_STATED GOAL:_
Show every line below where "Ubezpieczeniem" can be found.

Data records
"""

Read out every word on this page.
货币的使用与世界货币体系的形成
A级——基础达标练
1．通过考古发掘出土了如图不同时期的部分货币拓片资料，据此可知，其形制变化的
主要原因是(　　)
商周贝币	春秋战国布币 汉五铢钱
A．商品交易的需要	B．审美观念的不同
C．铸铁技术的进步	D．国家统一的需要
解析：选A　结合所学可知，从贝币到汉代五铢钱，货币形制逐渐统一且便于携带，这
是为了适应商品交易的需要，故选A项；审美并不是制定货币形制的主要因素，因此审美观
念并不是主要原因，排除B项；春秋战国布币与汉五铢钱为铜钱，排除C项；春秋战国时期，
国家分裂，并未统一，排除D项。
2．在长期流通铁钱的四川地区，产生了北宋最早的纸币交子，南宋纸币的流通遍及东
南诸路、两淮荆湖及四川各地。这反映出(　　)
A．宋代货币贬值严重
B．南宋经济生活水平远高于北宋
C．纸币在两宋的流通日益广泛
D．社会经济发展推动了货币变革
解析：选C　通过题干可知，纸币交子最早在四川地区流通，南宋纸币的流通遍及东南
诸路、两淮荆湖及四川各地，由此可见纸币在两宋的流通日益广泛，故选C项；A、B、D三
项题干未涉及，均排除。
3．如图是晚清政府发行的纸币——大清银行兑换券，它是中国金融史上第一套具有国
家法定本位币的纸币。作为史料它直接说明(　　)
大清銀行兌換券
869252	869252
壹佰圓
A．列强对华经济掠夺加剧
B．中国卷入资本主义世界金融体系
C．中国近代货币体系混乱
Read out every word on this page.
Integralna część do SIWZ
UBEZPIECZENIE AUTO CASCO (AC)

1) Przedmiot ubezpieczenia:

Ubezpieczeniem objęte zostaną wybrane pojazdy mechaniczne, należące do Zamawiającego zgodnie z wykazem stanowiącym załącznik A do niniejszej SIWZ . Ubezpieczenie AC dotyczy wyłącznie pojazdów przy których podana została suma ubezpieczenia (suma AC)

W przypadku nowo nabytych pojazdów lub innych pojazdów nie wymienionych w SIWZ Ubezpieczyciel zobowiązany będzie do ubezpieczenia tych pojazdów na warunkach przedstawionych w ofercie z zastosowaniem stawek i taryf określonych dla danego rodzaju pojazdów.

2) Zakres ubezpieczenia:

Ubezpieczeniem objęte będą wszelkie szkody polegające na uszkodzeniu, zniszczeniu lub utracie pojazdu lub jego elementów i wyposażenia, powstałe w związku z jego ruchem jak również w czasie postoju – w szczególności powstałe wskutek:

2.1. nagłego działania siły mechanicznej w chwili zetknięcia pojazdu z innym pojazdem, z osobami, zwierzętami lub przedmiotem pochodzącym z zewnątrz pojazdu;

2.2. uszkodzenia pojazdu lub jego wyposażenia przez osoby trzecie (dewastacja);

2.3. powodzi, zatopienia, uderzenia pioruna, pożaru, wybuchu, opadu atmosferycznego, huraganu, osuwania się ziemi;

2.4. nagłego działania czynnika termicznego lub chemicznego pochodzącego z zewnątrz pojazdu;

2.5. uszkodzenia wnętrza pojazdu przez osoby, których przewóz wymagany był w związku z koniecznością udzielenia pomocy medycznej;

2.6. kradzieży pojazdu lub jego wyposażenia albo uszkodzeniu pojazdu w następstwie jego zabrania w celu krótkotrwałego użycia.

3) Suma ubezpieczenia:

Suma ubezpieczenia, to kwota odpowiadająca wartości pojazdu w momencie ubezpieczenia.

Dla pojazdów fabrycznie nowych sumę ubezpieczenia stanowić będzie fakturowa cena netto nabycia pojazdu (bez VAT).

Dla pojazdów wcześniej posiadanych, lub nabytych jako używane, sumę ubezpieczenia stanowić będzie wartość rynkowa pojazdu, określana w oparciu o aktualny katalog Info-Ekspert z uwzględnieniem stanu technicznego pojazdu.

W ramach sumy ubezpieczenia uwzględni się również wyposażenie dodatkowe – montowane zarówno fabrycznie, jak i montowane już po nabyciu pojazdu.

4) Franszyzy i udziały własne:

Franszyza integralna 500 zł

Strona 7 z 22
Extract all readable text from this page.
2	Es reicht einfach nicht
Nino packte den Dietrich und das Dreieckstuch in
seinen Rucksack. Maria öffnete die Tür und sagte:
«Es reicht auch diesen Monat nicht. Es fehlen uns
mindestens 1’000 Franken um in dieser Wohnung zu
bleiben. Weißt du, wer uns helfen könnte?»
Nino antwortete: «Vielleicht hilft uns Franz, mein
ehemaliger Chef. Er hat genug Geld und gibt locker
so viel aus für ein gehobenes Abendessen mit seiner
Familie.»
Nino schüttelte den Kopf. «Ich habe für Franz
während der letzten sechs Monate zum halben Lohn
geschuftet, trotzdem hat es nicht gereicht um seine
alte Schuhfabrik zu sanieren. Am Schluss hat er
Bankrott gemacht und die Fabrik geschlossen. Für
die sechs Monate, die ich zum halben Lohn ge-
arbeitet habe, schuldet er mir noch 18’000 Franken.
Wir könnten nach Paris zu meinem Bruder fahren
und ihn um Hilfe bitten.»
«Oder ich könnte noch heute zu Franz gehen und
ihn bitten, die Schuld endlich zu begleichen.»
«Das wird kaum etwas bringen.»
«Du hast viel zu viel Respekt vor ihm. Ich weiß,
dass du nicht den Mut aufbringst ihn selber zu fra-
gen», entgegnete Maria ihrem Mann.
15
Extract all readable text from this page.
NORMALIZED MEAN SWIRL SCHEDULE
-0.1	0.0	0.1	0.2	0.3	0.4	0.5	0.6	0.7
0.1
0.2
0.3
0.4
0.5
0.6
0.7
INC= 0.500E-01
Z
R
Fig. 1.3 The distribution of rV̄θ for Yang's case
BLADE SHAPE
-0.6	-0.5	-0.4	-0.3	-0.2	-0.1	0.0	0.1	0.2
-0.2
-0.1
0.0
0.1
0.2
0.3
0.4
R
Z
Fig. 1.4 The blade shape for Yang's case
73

"""

_OUTPUT FOR THIS EXERCISE:_
Ubezpieczeniem objęte zostaną wybrane pojazdy mechaniczne, należące do Zamawiającego zgodnie z wykazem stanowiącym załącznik A do niniejszej SIWZ . Ubezpieczenie AC dotyczy wyłącznie pojazdów przy których podana została suma ubezpieczenia (suma AC)
Ubezpieczeniem objęte będą wszelkie szkody polegające na uszkodzeniu, zniszczeniu lub utracie pojazdu lub jego elementów i wyposażenia, powstałe w związku z jego ruchem jak również w czasie postoju – w szczególności powstałe wskutek:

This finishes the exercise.